▸ Written exercise
Find the lines below that contain the word "dụng" and count them. Only the number should be given.

▸ Available records
[start]
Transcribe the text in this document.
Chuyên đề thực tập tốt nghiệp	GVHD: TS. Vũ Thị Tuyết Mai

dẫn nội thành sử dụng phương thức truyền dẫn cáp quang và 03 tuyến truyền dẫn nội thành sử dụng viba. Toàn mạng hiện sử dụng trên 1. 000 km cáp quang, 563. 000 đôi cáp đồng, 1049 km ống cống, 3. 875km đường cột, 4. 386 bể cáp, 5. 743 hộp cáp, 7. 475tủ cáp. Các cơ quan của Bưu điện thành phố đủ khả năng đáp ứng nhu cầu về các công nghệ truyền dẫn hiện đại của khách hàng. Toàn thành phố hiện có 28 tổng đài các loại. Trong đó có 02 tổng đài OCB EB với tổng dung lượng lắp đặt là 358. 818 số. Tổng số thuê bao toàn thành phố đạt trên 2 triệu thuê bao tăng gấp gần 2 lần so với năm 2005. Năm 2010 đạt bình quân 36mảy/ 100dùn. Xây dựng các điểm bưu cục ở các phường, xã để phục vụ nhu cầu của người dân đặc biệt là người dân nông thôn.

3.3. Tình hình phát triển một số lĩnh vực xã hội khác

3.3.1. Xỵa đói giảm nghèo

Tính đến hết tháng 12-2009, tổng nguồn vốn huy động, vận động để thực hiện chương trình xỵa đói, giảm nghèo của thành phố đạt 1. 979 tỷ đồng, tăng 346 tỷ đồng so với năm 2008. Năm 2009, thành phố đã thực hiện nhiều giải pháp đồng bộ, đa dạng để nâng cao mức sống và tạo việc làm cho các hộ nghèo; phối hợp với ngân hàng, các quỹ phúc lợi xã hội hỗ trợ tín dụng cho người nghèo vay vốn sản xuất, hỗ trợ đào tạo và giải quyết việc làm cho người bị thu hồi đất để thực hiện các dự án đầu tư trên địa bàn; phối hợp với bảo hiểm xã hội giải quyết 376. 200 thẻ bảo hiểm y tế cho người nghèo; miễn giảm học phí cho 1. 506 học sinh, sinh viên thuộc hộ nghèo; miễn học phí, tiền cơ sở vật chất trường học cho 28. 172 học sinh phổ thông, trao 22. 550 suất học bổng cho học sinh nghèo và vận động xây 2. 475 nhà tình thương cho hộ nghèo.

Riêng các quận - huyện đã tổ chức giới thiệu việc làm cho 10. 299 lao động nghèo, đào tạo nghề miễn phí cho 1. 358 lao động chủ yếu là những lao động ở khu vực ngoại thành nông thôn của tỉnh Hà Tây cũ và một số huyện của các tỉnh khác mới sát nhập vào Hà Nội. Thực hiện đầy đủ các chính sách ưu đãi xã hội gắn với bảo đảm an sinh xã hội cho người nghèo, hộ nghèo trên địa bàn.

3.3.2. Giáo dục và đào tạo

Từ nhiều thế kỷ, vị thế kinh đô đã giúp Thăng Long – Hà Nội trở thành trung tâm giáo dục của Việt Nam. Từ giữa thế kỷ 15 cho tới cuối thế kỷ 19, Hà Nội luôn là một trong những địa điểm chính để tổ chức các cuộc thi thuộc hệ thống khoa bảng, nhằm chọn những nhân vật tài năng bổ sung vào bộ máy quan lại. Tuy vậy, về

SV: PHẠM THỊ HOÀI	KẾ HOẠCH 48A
[end]
▸ Written solution
2